Start Data shown

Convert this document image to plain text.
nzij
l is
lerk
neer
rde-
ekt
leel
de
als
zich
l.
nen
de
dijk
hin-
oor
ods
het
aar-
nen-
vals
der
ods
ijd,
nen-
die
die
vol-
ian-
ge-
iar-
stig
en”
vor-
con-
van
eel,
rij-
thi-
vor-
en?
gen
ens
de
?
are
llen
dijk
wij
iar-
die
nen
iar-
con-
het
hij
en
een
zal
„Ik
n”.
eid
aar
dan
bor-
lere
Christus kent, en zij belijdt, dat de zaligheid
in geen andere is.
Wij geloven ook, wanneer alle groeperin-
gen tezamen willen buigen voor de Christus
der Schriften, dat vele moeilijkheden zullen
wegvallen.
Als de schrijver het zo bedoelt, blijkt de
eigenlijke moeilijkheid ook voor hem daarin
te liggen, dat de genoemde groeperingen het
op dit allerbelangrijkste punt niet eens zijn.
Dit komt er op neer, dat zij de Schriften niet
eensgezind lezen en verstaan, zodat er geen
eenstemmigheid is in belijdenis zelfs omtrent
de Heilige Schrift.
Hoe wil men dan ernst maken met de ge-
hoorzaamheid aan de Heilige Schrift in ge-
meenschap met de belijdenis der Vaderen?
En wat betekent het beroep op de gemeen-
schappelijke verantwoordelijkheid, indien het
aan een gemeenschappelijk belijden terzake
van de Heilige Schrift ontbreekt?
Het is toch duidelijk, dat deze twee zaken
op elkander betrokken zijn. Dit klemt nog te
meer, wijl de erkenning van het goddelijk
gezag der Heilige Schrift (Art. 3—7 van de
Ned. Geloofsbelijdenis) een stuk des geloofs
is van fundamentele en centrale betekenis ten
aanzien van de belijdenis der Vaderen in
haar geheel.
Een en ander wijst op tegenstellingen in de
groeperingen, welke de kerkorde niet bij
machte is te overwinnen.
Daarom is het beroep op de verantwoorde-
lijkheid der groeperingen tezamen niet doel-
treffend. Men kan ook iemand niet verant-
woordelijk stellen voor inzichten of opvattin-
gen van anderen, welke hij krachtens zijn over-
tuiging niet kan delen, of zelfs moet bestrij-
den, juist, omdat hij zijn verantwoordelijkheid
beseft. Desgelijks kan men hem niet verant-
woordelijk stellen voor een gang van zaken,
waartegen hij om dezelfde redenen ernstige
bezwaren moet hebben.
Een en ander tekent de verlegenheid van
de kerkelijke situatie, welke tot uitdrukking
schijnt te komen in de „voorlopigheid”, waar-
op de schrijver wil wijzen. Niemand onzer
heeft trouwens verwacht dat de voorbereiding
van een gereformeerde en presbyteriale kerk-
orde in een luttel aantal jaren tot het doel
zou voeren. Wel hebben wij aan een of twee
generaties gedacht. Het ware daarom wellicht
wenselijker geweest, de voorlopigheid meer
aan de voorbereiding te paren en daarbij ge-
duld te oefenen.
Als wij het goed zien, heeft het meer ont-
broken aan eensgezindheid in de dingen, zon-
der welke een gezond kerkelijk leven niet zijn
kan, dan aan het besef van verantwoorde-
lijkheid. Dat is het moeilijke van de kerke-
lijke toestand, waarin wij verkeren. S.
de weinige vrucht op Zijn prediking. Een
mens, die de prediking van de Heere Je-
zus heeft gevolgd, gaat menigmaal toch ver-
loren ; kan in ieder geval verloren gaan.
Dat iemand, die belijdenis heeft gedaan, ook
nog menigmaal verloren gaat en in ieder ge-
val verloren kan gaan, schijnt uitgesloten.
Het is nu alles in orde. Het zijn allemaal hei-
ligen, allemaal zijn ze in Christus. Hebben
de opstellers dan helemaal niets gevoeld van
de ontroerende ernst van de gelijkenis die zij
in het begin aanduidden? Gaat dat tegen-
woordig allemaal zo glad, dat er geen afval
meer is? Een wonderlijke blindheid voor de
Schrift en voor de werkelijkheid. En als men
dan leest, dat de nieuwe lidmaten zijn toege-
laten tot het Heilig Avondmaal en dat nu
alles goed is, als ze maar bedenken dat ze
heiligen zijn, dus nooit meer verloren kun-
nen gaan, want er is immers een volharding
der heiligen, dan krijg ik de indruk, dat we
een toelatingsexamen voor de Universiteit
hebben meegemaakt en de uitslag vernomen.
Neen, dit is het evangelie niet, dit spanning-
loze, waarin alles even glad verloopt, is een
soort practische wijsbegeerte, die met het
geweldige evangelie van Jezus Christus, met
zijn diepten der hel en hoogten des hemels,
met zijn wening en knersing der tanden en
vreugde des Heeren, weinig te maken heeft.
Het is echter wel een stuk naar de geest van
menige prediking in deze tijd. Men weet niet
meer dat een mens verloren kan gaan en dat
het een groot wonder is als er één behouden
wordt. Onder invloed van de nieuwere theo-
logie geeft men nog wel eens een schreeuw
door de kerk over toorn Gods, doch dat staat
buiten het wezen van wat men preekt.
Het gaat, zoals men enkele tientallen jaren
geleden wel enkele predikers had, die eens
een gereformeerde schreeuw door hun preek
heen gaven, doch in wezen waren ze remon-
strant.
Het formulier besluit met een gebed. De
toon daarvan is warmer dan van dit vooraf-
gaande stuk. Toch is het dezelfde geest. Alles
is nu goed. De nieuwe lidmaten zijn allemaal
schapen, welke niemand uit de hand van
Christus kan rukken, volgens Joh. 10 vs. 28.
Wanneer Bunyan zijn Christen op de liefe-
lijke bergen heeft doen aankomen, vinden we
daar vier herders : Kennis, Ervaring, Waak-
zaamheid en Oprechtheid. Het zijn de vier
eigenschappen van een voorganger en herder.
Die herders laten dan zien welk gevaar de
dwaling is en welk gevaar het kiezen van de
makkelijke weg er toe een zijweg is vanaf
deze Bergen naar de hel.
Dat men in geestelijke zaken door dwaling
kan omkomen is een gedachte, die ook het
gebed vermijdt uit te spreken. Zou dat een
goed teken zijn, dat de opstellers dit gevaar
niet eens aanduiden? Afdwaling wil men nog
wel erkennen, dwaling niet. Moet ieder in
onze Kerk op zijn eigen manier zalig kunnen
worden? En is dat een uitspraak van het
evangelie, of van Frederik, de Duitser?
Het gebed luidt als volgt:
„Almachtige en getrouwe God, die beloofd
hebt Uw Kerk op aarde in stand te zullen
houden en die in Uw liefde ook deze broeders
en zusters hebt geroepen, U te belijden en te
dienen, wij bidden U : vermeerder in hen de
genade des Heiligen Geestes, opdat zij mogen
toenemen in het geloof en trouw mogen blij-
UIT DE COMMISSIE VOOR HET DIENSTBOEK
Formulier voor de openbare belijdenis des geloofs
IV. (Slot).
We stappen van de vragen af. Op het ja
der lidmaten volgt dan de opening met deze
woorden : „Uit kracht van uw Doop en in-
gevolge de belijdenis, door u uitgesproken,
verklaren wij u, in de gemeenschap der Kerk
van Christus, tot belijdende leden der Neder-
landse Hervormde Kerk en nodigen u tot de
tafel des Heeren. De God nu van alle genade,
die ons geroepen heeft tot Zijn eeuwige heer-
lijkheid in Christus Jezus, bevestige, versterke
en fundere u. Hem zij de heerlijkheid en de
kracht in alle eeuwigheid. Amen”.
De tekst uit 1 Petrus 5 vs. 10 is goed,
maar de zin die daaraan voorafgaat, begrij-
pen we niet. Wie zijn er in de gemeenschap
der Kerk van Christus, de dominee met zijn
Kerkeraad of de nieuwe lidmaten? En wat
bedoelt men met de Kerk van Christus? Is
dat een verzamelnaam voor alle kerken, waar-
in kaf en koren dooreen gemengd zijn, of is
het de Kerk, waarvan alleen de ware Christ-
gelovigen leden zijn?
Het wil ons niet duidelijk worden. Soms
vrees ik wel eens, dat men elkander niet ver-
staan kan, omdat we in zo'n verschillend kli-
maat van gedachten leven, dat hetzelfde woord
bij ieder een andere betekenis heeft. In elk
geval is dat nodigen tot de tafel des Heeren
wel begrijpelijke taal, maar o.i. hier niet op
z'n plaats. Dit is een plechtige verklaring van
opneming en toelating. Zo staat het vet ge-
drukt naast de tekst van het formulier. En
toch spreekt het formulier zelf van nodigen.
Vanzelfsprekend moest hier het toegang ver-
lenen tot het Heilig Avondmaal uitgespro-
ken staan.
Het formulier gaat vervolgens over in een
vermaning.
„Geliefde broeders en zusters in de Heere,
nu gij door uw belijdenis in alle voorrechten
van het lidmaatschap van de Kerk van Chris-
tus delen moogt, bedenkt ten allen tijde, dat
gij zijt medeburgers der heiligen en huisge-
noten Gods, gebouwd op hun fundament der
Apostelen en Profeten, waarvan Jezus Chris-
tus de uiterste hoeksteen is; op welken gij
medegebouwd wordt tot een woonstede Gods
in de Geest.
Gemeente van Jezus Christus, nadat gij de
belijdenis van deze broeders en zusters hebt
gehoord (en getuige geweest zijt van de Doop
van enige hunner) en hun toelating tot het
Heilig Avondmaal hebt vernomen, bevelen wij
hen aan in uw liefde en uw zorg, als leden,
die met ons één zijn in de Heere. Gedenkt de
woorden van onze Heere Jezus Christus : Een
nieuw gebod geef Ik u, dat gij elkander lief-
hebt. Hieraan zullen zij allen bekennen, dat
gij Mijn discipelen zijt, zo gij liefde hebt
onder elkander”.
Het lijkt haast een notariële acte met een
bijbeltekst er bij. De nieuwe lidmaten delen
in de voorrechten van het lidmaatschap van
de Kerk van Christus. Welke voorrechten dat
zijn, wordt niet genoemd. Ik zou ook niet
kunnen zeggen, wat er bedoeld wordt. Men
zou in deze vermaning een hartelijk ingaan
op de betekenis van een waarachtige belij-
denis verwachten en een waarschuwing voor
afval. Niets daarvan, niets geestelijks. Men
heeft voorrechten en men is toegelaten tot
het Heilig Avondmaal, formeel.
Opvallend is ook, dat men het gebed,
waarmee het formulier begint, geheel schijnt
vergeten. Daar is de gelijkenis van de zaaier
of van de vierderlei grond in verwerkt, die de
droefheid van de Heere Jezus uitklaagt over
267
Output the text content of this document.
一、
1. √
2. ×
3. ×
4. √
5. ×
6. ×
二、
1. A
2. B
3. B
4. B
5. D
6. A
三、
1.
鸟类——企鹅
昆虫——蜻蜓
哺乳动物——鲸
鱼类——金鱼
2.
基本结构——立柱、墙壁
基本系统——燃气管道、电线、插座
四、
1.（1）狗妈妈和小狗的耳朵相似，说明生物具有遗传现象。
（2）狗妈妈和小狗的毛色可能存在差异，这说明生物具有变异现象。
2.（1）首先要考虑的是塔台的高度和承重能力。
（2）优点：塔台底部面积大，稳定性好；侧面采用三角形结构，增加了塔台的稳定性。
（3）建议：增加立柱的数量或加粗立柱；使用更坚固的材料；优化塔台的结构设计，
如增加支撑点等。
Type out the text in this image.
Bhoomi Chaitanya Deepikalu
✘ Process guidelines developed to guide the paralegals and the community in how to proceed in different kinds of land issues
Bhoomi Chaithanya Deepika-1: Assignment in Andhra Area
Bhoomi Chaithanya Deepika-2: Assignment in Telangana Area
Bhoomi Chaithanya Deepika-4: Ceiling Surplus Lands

End Data shown

> **Directions for this task**:
Identify and copy all lines with the word "verantwoordelijkheid".

> **Finished task**:
schappelijke verantwoordelijkheid, indien het
den, juist, omdat hij zijn verantwoordelijkheid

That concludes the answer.